GIVEN RECORDS ::
==*==
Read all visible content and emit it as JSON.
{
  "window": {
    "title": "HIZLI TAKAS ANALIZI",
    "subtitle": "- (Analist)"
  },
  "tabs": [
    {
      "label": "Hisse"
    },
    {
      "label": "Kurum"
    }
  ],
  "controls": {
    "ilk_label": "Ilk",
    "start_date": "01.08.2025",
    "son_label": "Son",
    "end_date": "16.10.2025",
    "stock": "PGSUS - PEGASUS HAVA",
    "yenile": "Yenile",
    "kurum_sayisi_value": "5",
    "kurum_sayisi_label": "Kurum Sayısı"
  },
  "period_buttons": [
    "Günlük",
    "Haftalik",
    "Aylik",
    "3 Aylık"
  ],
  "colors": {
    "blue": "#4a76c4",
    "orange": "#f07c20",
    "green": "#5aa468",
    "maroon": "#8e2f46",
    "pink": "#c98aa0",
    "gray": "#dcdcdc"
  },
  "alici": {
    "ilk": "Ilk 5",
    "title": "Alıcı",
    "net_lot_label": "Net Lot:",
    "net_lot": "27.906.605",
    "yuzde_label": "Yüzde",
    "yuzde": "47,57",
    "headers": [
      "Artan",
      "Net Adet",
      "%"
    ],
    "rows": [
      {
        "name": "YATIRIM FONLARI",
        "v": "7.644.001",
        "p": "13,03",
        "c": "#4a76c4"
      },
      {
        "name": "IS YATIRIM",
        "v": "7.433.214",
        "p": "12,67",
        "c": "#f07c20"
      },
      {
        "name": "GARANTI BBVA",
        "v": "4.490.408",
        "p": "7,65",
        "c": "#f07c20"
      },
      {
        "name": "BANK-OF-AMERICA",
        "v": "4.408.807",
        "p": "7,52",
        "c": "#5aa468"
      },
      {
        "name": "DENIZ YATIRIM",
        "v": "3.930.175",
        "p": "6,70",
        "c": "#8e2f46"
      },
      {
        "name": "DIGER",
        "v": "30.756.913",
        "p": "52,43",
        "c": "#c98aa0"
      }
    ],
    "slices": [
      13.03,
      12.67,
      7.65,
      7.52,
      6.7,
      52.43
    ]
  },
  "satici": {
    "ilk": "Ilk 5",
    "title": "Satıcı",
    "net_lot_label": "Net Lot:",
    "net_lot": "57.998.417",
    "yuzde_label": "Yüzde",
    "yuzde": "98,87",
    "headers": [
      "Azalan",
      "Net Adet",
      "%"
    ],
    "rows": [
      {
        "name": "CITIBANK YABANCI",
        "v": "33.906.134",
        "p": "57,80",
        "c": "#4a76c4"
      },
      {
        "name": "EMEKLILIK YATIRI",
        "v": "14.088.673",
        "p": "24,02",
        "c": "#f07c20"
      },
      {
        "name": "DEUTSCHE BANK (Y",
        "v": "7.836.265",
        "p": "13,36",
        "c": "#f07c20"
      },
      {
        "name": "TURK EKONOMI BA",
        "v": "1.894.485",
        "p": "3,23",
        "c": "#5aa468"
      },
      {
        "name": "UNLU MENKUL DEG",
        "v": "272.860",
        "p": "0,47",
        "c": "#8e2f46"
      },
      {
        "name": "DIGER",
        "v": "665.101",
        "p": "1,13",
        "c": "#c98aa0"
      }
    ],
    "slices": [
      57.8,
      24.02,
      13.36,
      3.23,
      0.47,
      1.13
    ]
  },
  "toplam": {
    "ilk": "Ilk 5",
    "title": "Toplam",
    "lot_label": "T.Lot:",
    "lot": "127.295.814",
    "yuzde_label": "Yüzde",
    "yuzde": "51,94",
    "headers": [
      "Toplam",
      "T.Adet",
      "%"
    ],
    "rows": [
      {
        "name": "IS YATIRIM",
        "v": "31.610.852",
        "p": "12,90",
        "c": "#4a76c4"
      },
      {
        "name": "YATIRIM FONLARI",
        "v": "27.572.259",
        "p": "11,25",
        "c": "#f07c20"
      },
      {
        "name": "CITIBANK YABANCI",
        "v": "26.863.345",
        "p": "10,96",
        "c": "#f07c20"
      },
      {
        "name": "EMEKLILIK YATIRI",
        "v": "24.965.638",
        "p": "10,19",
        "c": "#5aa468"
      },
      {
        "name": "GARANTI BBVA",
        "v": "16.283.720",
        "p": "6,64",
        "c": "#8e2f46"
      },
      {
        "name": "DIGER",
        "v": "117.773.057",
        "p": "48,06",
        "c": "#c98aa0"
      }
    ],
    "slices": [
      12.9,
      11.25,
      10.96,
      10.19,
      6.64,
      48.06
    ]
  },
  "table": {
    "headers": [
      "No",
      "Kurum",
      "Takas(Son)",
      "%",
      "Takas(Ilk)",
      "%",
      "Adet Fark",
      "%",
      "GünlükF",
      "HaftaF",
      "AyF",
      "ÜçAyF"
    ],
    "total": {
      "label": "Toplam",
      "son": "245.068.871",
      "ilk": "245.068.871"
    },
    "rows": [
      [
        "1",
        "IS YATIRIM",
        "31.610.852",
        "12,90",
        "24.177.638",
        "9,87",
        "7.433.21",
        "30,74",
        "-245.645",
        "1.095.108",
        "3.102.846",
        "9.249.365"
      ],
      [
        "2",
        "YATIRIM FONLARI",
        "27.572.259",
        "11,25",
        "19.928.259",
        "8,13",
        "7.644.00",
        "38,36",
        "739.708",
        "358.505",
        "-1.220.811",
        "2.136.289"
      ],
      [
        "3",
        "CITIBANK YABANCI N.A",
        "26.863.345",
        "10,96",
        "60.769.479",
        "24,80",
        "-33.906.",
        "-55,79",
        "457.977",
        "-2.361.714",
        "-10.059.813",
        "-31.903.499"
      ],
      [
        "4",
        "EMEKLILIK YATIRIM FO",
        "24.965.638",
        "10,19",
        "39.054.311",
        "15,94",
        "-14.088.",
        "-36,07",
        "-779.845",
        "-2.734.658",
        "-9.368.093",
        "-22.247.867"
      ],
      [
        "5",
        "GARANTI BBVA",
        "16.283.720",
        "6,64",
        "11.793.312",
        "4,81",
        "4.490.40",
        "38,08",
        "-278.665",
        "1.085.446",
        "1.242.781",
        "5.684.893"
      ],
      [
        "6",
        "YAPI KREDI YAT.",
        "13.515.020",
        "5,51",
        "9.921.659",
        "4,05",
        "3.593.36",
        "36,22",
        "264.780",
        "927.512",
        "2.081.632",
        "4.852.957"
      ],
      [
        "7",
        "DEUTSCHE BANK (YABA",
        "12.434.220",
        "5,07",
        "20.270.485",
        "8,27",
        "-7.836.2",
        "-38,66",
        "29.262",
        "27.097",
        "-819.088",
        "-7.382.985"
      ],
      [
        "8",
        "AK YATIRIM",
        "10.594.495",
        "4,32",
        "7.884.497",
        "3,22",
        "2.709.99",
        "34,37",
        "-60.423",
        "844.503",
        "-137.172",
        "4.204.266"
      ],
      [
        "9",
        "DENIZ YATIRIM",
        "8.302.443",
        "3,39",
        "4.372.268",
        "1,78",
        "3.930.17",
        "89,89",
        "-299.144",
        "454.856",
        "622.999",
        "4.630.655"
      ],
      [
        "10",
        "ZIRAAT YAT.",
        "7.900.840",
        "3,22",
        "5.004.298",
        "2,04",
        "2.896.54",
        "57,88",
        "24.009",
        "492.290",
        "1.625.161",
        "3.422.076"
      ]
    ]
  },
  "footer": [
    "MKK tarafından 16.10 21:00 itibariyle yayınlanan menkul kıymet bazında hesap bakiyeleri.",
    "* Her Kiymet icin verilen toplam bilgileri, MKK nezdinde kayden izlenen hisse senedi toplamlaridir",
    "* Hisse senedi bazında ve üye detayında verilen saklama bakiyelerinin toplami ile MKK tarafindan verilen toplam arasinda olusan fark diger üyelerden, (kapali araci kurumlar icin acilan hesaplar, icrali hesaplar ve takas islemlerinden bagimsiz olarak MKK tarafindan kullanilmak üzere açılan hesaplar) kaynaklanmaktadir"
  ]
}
==*==
DESCRIPTION OF THE TASK ::
In the records above, tally the lines where the word "icin" appears, and give the number and nothing else.

THE COMPLETED TASK ::
2